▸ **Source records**

----

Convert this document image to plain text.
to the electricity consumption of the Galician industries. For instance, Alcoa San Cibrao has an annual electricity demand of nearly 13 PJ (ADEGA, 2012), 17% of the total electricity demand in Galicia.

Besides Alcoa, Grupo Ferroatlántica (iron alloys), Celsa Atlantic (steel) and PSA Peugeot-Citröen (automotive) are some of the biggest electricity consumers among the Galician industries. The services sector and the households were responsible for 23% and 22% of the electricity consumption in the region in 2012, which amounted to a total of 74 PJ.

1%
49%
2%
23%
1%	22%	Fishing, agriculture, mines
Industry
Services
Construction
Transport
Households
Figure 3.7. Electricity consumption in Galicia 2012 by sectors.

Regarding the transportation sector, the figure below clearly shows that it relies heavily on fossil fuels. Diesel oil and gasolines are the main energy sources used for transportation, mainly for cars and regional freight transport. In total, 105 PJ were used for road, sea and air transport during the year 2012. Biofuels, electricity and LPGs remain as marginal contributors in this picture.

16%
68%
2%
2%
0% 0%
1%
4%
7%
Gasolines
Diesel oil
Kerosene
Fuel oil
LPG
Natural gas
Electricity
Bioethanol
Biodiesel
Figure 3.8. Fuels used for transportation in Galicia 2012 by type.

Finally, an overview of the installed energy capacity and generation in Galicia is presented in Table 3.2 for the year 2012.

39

----

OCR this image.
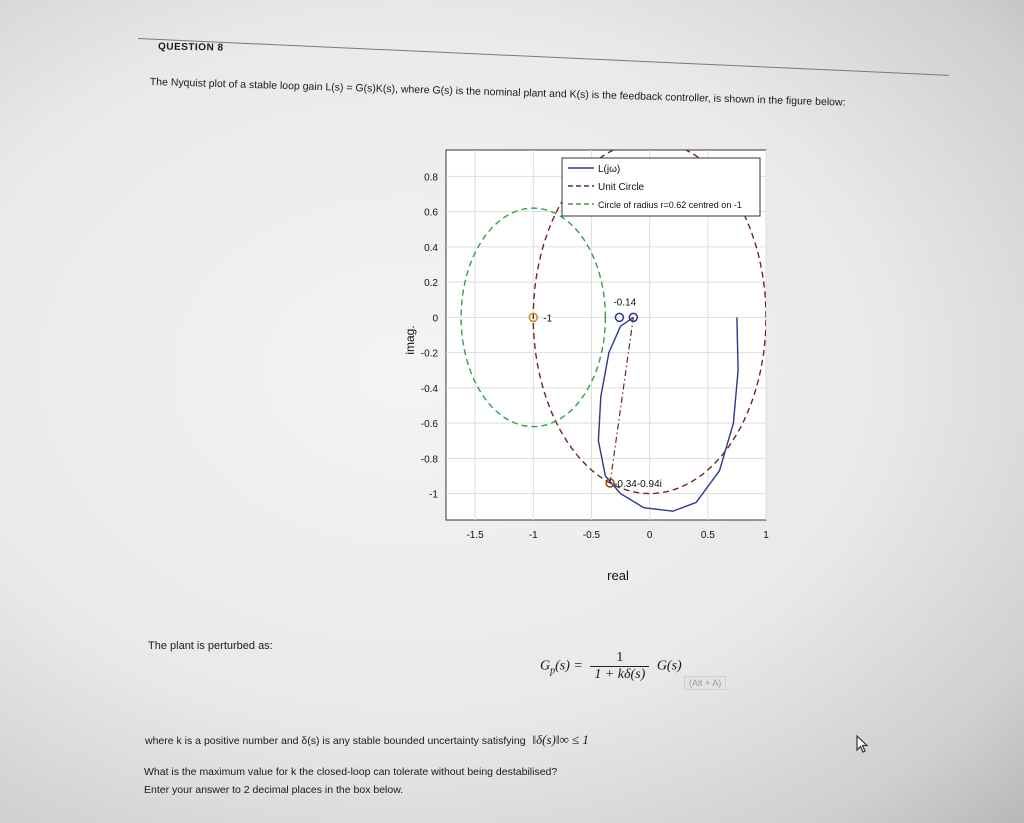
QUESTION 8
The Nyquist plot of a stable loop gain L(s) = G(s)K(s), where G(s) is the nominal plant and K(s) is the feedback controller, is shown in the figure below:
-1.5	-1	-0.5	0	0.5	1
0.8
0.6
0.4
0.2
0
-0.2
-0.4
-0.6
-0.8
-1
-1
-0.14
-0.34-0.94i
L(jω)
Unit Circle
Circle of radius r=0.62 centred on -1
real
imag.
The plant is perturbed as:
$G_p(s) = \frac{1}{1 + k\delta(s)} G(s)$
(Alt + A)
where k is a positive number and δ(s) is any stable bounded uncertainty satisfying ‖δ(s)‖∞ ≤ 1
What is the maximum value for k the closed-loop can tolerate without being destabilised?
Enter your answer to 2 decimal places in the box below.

----

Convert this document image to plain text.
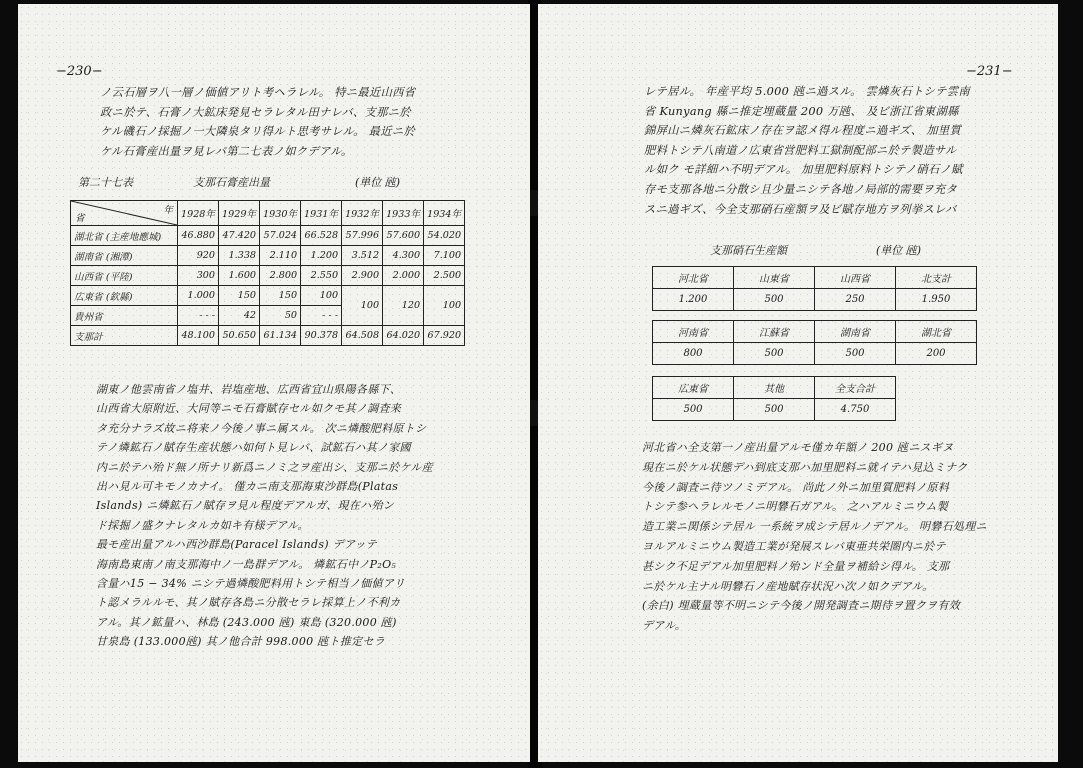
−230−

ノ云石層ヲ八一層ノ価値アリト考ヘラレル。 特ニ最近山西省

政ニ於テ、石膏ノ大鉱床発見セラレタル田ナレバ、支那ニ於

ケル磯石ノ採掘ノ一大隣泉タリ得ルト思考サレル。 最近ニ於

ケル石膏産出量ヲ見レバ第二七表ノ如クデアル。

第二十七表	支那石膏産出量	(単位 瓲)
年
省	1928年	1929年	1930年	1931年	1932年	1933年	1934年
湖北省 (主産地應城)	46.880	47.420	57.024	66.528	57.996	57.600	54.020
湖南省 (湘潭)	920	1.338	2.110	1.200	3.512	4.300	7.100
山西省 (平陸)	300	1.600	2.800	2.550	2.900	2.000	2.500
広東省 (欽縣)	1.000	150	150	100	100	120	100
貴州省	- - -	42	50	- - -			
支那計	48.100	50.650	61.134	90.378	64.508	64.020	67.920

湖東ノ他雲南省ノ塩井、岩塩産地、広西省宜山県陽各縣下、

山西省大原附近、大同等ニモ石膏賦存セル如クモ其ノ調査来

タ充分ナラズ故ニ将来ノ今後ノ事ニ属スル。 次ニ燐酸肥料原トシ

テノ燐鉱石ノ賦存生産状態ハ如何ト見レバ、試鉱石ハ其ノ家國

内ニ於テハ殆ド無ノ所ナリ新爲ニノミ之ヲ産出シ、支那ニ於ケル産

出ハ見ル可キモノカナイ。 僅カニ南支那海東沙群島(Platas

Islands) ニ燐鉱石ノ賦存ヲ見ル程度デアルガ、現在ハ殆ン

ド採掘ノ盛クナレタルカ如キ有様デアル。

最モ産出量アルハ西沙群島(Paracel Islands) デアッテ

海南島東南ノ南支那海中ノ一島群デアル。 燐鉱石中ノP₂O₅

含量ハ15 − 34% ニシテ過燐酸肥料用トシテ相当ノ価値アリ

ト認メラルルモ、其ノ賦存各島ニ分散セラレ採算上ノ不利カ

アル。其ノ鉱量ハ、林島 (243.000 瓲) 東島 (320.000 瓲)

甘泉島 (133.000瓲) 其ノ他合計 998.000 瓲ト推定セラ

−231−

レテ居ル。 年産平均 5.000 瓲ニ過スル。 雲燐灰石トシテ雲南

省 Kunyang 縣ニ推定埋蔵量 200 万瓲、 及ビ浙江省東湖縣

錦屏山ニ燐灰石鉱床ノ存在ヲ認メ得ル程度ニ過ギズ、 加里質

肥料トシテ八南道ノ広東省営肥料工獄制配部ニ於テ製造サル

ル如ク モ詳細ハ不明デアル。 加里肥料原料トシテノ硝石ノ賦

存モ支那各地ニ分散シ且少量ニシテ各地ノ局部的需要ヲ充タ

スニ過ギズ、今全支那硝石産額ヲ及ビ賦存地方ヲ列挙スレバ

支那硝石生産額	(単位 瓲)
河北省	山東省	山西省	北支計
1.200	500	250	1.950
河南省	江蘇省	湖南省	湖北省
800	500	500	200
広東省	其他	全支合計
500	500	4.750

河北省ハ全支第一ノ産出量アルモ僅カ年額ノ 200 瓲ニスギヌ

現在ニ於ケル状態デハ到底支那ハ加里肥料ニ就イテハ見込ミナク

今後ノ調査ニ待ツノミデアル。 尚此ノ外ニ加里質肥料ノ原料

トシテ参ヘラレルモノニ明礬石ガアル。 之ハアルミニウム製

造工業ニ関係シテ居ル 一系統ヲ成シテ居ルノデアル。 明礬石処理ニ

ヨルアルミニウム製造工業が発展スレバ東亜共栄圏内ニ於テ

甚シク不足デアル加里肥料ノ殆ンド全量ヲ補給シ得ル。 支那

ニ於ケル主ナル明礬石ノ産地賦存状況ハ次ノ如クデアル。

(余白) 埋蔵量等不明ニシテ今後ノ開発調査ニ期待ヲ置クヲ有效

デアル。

----

▸ **Problem to solve**
Search the entries for the word "Galician", then list each line that holds it.

▸ **Written solution**
to the electricity consumption of the Galician industries. For instance, Alcoa San Cibrao has an annual electricity demand of nearly 13 PJ (ADEGA, 2012), 17% of the total electricity demand in Galicia.
Besides Alcoa, Grupo Ferroatlántica (iron alloys), Celsa Atlantic (steel) and PSA Peugeot-Citröen (automotive) are some of the biggest electricity consumers among the Galician industries. The services sector and the households were responsible for 23% and 22% of the electricity consumption in the region in 2012, which amounted to a total of 74 PJ.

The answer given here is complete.